Stored data:
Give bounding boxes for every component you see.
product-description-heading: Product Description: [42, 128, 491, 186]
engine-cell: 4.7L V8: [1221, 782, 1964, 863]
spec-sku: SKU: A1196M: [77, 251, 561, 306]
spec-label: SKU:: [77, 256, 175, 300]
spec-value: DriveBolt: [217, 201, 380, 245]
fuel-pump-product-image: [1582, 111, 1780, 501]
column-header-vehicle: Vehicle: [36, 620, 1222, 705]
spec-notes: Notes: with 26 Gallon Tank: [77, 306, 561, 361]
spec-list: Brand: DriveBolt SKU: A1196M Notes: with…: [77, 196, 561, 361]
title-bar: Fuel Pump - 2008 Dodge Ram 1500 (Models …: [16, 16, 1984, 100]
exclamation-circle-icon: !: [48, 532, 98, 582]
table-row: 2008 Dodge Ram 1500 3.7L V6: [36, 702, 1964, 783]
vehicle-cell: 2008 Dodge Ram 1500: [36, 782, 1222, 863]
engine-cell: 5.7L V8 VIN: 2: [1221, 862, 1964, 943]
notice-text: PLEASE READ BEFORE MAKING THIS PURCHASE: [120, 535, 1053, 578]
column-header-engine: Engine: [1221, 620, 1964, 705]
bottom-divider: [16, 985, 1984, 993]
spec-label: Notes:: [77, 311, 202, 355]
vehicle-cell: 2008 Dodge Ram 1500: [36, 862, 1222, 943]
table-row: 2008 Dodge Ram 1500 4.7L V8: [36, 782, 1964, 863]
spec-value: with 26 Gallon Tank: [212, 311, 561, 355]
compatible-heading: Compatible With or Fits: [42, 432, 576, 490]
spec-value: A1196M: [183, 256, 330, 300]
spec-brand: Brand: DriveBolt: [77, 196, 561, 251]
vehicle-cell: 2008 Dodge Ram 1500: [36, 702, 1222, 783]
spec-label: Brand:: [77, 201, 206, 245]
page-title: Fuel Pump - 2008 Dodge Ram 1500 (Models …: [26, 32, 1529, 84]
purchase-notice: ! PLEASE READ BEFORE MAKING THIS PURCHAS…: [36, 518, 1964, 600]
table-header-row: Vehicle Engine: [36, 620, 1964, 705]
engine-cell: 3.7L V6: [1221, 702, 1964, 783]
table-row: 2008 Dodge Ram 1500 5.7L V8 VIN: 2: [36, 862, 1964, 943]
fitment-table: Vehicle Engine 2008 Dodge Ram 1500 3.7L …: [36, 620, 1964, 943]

- _Instruction_
Put every line of the records into a Markdown table with the columns Row and Entry. Number each line in Row and skip blank lines.

- _In response_
| Row | Entry |
|---|---|
| 1 | Give bounding boxes for every component you see. |
| 2 | product-description-heading: Product Description: [42, 128, 491, 186] |
| 3 | engine-cell: 4.7L V8: [1221, 782, 1964, 863] |
| 4 | spec-sku: SKU: A1196M: [77, 251, 561, 306] |
| 5 | spec-label: SKU:: [77, 256, 175, 300] |
| 6 | spec-value: DriveBolt: [217, 201, 380, 245] |
| 7 | fuel-pump-product-image: [1582, 111, 1780, 501] |
| 8 | column-header-vehicle: Vehicle: [36, 620, 1222, 705] |
| 9 | spec-notes: Notes: with 26 Gallon Tank: [77, 306, 561, 361] |
| 10 | spec-list: Brand: DriveBolt SKU: A1196M Notes: with…: [77, 196, 561, 361] |
| 11 | title-bar: Fuel Pump - 2008 Dodge Ram 1500 (Models …: [16, 16, 1984, 100] |
| 12 | exclamation-circle-icon: !: [48, 532, 98, 582] |
| 13 | table-row: 2008 Dodge Ram 1500 3.7L V6: [36, 702, 1964, 783] |
| 14 | vehicle-cell: 2008 Dodge Ram 1500: [36, 782, 1222, 863] |
| 15 | engine-cell: 5.7L V8 VIN: 2: [1221, 862, 1964, 943] |
| 16 | notice-text: PLEASE READ BEFORE MAKING THIS PURCHASE: [120, 535, 1053, 578] |
| 17 | column-header-engine: Engine: [1221, 620, 1964, 705] |
| 18 | bottom-divider: [16, 985, 1984, 993] |
| 19 | spec-label: Notes:: [77, 311, 202, 355] |
| 20 | vehicle-cell: 2008 Dodge Ram 1500: [36, 862, 1222, 943] |
| 21 | table-row: 2008 Dodge Ram 1500 4.7L V8: [36, 782, 1964, 863] |
| 22 | spec-value: with 26 Gallon Tank: [212, 311, 561, 355] |
| 23 | compatible-heading: Compatible With or Fits: [42, 432, 576, 490] |
| 24 | spec-value: A1196M: [183, 256, 330, 300] |
| 25 | spec-brand: Brand: DriveBolt: [77, 196, 561, 251] |
| 26 | vehicle-cell: 2008 Dodge Ram 1500: [36, 702, 1222, 783] |
| 27 | spec-label: Brand:: [77, 201, 206, 245] |
| 28 | page-title: Fuel Pump - 2008 Dodge Ram 1500 (Models …: [26, 32, 1529, 84] |
| 29 | purchase-notice: ! PLEASE READ BEFORE MAKING THIS PURCHAS…: [36, 518, 1964, 600] |
| 30 | table-header-row: Vehicle Engine: [36, 620, 1964, 705] |
| 31 | engine-cell: 3.7L V6: [1221, 702, 1964, 783] |
| 32 | table-row: 2008 Dodge Ram 1500 5.7L V8 VIN: 2: [36, 862, 1964, 943] |
| 33 | fitment-table: Vehicle Engine 2008 Dodge Ram 1500 3.7L …: [36, 620, 1964, 943] |